> _Given text_
>>>>

The company was also subject to ESOS Phase 3 obligations (with Phase 4 compliance due by December 2027) and had received requests from two major retail customers asking for Scope 2 emissions reduction data as part of their supplier sustainability assessments. Solar energy was identified in the ESOS audit as the single highest-return energy saving measure available to the business.

The roof of the main production building — a portal-frame structure built in 1994, extended in 2007 — offered approximately 3,400 m² of usable roof area across two south-facing slopes and a large flat section over the warehouse and cold store. A structural survey confirmed that the roof was in good condition and could support a ballasted mounting system without modification, eliminating the need for costly roof repairs prior to installation.

<<<<

> _Work to complete_
A: Rewrite the part of the solar energy text that opens with the words containing "The company was" and closes with "prior to installation.", using "rooftop" in place of "roof".
B: Translate this sentence from the solar energy text into Spanish: "Solar energy was identified in the ESOS audit as the single highest-return energy saving measure available to the business."

Region and label listings
>>>>

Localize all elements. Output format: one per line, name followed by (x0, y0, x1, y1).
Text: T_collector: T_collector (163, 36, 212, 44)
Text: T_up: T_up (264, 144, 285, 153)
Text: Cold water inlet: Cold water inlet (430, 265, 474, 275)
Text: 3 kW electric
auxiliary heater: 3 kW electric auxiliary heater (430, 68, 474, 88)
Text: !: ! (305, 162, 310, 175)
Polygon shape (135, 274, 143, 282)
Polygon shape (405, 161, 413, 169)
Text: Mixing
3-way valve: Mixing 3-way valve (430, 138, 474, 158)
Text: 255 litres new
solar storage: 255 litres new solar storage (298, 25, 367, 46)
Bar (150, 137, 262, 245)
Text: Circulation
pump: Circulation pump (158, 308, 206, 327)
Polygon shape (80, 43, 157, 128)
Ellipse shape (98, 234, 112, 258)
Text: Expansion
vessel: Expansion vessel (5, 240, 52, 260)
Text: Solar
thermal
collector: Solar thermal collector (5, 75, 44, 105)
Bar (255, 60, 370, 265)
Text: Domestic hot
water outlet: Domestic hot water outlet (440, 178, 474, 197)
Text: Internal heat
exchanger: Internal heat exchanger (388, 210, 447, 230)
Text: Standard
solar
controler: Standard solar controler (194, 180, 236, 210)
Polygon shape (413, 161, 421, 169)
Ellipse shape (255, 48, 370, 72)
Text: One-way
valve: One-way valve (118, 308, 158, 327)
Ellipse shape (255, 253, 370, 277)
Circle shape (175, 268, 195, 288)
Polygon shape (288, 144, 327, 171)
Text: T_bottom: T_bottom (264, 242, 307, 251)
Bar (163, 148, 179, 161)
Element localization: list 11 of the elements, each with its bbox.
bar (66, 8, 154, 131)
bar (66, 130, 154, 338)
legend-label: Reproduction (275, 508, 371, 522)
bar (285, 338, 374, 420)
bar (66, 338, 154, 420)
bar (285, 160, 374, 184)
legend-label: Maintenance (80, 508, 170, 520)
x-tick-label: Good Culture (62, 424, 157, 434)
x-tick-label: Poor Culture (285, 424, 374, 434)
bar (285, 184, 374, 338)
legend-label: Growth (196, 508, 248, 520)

<<<<

> _Expected answers_
A:
The company was also subject to ESOS Phase 3 obligations (with Phase 4 compliance due by December 2027) and had received requests from two major retail customers asking for Scope 2 emissions reduction data as part of their supplier sustainability assessments. Solar energy was identified in the ESOS audit as the single highest-return energy saving measure available to the business.

The rooftop of the main production building — a portal-frame structure built in 1994, extended in 2007 — offered approximately 3,400 m² of usable rooftop area across two south-facing slopes and a large flat section over the warehouse and cold store. A structural survey confirmed that the rooftop was in good condition and could support a ballasted mounting system without modification, eliminating the need for costly rooftop repairs prior to installation.

B: La energía solar fue identificada en la auditoría ESOS como la medida de ahorro energético con el mayor retorno de todas las disponibles para la empresa.